** START Listed entries **
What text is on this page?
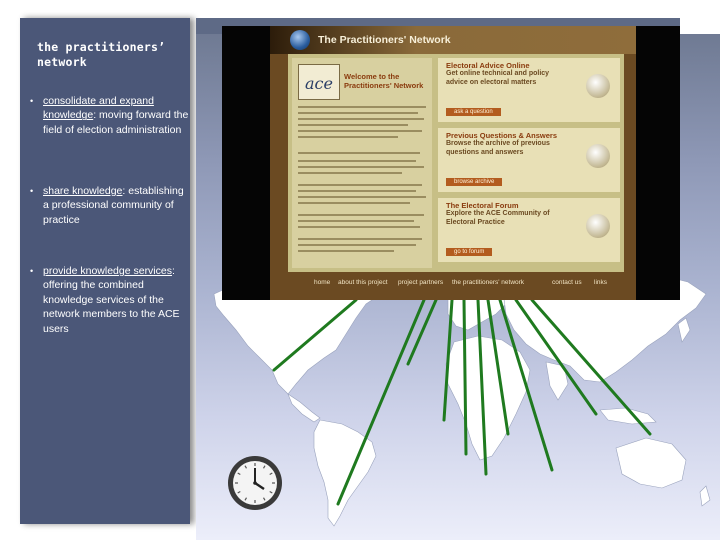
the practitioners’ network
• consolidate and expand knowledge: moving forward the field of election administration
• share knowledge: establishing a professional community of practice
• provide knowledge services: offering the combined knowledge services of the network members to the ACE users
The Practitioners' Network
ace	Welcome to the Practitioners' Network
Electoral Advice Online
Get online technical and policy advice on electoral matters
ask a question
Previous Questions & Answers
Browse the archive of previous questions and answers
browse archive
The Electoral Forum
Explore the ACE Community of Electoral Practice
go to forum
home about this project project partners the practitioners' network	contact us links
** END Listed entries **
**Problem description:**
All of the entries above should be copied exactly, except for the pictures.

**Response for this exercise:**
What text is on this page?
the practitioners’ network
• consolidate and expand knowledge: moving forward the field of election administration
• share knowledge: establishing a professional community of practice
• provide knowledge services: offering the combined knowledge services of the network members to the ACE users
The Practitioners' Network
ace	Welcome to the Practitioners' Network
Electoral Advice Online
Get online technical and policy advice on electoral matters
ask a question
Previous Questions & Answers
Browse the archive of previous questions and answers
browse archive
The Electoral Forum
Explore the ACE Community of Electoral Practice
go to forum
home about this project project partners the practitioners' network	contact us links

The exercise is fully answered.